Dün de değindiğim olay şu “BİR VARMIŞ, BİR YOKMUŞ” başlığı altında bu coğrafyada gerek geçmişe yönelik olsun, gerek günümüzde olsun, İçişleri Bakanlığı Bünyesinde, özellikle Diyarbakır’da görev yapan bazı Kaymakamların ve Vali Yardımcılarının varlığından bahsetmek istiyoruz.

İnanın, sevgili okurlar.

Demokratik hukuk normlarına uygun olan bir devlet anlayışı; bu tür insanları, bu yöredeki insanları yönetmek üzere görevlendirmez, görev de vermez.

Bırakın bu yöreye yönelik, devletin bünyesinde bu tür insanlara hiç bir yerde görev verilmemesi gerekir.

Rant, kişisel çıkar, adam kayırma, iradesizlik ve idaresizlik…

Yani iradesi elinde olmayıp da yönlendirilen yöneticilerin varlığı söz konusu olmuştur.

Size geçmişe yönelik çok çarpıcı bir hikâye anlatalım.

İnanın çok uzundur, roman gibi bir hikâye.

Ama bu günlük az olsun diye bir iki paragrafı sizinle paylaşacağım.

Tabiatıyla bu devam edecek.

Hani diyorlar ya;

“BİR VARMIŞ BİR YOKMUŞ”

“Evvel zaman içinde kalbur saman içinde” misali.

Yıl 1992.

OHAL Bölge Valiliği esnasında Diyarbakır İl Valiliğinde İbrahim Şahin isimli bir Vali ilimizi yönetiyordu.

Aşırı derecede CHP’liydi ve çoğu kez ailesi yanında değildi.

Adeta bekâr yaşıyordu.

O dönemin Söz Gazetesinin Baş Yazarı Halit Tunç arkadaşımız, zaman zaman yazılarında bazı yanlışlarını ona hatırlatıyordu.

Ama gittikçe daha da fazlasıyla Valilik bünyesinde yanlışlar oluşuyordu.

Sayın Tunç, tarihten bir örnek getirerek diyordu ki;

“Osmanlı’da Deli İbrahim Paşa ismini taşıyan bir Paşa’nın uygulamaları ile bizim İbrahim Şahin Vali’nin uygulamaları nerde ise birbiriyle örtüşüyor”.

Ama Sayın Vali bir türlü bunlara aldırmıyordu.

Aynı yanlışlıklar devam ediyordu.

• **Verilen Görev**
Diyarbakır'daki yöneticileri konu alan metne göre, anlatılan dönemde Söz Gazetesinin baş yazarı kimdi? Kayıtlar başka bir kaynaktan alınmıştır.

• **Sağlanan Kayıtlar**

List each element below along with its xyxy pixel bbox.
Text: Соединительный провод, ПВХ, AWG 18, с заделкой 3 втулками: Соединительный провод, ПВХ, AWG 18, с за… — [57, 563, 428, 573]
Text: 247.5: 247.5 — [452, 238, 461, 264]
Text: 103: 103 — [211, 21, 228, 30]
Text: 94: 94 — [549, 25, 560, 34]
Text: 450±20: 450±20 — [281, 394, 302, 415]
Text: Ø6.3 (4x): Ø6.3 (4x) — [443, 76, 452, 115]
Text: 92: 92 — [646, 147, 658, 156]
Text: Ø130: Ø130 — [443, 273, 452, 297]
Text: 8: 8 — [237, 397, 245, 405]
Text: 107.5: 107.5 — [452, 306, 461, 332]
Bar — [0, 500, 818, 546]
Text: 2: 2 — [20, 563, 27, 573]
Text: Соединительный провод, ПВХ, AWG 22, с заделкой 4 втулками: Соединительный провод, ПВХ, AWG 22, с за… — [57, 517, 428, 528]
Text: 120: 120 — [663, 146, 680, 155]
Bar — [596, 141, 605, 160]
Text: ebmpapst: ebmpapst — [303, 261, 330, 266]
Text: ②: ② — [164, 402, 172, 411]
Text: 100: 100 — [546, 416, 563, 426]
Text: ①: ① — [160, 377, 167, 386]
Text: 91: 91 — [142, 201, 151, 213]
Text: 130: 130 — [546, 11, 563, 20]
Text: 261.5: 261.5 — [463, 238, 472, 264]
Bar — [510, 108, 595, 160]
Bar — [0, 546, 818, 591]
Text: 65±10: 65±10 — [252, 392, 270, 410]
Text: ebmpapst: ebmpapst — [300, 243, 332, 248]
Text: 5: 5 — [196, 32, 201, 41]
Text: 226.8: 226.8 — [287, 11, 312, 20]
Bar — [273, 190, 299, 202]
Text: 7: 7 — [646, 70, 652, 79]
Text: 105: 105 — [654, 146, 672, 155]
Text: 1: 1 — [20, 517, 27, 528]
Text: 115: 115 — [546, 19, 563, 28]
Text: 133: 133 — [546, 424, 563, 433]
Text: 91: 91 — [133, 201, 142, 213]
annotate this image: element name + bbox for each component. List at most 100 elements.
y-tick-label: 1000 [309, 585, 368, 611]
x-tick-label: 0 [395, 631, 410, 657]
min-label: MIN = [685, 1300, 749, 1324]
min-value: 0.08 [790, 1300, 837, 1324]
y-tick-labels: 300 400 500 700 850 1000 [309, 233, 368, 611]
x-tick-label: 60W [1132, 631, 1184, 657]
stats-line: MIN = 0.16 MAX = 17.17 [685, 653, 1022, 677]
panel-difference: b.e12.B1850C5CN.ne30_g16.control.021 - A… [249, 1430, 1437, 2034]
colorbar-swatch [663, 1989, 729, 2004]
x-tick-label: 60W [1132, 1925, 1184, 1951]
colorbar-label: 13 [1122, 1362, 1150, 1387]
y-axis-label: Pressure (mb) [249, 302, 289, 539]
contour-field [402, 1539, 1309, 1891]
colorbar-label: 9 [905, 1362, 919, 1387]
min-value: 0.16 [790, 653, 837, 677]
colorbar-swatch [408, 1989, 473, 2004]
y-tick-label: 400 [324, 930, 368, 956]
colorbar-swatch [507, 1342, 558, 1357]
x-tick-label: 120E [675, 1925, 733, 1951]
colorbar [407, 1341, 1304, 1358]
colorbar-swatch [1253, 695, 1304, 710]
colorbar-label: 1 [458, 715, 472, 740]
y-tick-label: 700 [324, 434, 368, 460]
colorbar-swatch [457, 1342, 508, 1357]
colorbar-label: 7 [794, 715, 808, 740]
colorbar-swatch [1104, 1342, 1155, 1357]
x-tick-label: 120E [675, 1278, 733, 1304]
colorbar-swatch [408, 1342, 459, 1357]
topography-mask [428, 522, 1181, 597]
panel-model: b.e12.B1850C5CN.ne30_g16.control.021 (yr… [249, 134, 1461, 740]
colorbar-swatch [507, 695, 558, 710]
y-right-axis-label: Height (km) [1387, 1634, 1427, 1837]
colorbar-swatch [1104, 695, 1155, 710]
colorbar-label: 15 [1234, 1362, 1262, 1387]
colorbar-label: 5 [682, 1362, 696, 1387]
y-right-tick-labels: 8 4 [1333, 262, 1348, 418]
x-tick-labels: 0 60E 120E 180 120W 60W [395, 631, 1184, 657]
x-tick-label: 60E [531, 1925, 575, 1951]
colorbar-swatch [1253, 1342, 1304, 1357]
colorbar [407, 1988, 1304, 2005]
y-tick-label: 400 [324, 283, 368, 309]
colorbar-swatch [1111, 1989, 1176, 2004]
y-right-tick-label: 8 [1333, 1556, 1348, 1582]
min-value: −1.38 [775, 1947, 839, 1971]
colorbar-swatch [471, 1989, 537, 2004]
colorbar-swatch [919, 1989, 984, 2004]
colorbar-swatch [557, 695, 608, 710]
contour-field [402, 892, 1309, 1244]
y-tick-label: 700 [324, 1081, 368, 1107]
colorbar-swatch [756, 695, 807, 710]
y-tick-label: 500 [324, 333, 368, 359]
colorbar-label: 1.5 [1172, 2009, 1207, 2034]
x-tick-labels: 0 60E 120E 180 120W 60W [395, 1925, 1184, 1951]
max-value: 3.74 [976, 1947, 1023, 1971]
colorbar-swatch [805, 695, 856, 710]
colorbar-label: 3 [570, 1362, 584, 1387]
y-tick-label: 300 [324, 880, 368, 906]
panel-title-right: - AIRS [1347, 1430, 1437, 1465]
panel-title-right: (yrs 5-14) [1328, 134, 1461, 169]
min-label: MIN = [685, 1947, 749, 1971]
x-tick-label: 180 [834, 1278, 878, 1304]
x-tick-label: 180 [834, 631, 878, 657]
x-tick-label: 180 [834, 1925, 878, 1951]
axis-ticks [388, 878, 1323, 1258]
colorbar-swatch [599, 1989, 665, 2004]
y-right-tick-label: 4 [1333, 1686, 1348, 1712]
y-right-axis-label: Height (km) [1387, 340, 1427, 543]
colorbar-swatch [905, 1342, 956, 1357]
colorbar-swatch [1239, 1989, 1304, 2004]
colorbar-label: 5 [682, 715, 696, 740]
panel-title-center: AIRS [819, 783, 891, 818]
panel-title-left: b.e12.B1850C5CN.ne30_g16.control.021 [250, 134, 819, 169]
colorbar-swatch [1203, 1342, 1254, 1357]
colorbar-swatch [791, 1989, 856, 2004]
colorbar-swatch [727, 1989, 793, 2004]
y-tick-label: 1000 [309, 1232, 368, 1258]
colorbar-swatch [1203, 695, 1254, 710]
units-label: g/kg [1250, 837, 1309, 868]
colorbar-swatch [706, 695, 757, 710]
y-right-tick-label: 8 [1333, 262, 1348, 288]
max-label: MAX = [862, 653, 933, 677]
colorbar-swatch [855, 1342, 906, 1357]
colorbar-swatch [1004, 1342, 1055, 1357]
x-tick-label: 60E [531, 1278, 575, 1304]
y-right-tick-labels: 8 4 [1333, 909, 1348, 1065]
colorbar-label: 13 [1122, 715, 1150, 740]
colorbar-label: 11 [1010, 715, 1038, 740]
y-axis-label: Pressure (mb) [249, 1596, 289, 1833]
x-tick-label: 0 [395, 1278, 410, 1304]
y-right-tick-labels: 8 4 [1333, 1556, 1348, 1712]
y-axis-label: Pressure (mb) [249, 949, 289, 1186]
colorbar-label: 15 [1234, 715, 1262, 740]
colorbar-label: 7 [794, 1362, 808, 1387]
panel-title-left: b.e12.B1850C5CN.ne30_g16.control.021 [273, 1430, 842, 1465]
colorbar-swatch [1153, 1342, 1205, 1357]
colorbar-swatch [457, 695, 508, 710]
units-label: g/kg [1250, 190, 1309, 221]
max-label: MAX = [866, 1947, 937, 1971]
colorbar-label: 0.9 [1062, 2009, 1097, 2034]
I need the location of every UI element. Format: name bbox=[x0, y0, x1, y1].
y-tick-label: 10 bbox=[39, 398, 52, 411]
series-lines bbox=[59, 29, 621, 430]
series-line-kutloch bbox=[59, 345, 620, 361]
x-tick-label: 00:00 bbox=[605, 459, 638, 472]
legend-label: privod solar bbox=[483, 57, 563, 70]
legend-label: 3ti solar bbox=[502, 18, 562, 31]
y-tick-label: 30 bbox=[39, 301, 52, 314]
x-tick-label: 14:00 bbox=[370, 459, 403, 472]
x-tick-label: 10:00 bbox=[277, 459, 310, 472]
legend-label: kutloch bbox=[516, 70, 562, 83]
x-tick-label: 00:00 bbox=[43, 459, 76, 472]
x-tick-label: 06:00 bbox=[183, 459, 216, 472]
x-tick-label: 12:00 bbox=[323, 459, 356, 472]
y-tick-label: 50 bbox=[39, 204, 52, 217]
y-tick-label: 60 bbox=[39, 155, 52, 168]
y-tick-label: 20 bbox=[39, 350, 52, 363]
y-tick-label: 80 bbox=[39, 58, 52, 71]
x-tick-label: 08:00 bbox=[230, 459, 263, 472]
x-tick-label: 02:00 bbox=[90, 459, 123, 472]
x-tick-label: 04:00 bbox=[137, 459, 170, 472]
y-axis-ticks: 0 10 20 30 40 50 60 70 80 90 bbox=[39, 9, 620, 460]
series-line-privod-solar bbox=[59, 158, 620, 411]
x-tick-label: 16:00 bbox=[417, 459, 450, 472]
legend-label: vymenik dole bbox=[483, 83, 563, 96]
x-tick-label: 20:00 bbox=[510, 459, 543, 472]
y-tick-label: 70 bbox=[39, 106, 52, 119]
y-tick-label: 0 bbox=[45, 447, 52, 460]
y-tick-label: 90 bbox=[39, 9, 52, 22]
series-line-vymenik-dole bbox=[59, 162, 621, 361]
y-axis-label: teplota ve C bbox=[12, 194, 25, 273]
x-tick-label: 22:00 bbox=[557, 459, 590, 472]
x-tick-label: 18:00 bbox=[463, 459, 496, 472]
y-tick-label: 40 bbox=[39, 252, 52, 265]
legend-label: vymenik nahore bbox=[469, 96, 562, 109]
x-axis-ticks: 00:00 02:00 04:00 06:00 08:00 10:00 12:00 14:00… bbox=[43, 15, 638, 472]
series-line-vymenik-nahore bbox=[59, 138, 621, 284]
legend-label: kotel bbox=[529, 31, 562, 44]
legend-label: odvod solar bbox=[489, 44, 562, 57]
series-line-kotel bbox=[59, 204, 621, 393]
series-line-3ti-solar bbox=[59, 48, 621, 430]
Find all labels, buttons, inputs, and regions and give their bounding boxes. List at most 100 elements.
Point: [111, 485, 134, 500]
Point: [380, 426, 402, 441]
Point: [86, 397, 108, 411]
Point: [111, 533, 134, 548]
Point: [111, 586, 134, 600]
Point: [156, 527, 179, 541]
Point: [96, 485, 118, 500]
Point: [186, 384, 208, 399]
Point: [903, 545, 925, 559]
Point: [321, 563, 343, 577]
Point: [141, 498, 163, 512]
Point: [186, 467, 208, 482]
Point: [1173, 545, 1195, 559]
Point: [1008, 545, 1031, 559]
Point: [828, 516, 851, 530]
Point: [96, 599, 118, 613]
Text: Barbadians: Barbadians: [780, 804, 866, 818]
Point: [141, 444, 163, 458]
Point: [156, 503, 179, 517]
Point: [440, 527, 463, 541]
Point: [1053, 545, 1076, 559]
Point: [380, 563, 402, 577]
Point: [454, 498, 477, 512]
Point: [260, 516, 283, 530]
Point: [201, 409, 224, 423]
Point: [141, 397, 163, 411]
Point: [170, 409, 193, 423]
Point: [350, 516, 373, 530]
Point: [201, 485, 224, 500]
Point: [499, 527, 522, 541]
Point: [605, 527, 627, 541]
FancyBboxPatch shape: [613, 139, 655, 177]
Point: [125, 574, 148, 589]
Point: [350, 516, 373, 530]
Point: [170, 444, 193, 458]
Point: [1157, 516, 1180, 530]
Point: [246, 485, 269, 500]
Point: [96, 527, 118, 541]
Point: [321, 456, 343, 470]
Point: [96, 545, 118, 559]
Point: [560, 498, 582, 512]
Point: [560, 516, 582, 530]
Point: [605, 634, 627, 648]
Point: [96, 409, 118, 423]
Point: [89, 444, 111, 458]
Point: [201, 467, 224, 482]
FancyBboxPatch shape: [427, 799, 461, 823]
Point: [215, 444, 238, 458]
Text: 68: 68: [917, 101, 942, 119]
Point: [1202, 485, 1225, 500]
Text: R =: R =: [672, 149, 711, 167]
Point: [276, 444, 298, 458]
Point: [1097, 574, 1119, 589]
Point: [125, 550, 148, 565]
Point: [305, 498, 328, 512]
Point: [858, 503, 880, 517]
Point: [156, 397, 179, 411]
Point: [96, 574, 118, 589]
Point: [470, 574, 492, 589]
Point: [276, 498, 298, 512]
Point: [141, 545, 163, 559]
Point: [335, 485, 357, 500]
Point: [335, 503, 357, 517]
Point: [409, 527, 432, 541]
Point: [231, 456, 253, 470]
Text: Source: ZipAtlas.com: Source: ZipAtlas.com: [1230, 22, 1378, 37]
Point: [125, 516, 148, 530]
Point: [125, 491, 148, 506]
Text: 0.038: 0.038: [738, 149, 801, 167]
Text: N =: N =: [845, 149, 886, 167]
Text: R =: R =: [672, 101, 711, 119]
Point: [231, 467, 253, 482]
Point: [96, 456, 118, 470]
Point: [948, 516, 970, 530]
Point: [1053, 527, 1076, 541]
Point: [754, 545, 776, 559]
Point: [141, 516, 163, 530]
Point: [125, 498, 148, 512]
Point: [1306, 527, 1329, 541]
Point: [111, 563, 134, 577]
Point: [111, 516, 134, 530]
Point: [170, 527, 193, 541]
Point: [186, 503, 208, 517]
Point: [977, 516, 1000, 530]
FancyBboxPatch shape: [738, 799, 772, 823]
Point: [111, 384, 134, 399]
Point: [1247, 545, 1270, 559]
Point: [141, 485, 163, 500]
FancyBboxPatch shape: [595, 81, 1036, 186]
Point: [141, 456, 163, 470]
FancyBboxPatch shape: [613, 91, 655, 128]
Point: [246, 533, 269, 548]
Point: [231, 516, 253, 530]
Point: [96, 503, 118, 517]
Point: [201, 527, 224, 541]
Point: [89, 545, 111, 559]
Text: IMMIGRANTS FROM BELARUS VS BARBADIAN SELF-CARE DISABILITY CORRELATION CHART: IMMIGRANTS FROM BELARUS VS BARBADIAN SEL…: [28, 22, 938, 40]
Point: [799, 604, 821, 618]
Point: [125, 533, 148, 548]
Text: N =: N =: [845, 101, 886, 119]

• **Alıştırma Sonucu**
Halit Tunç.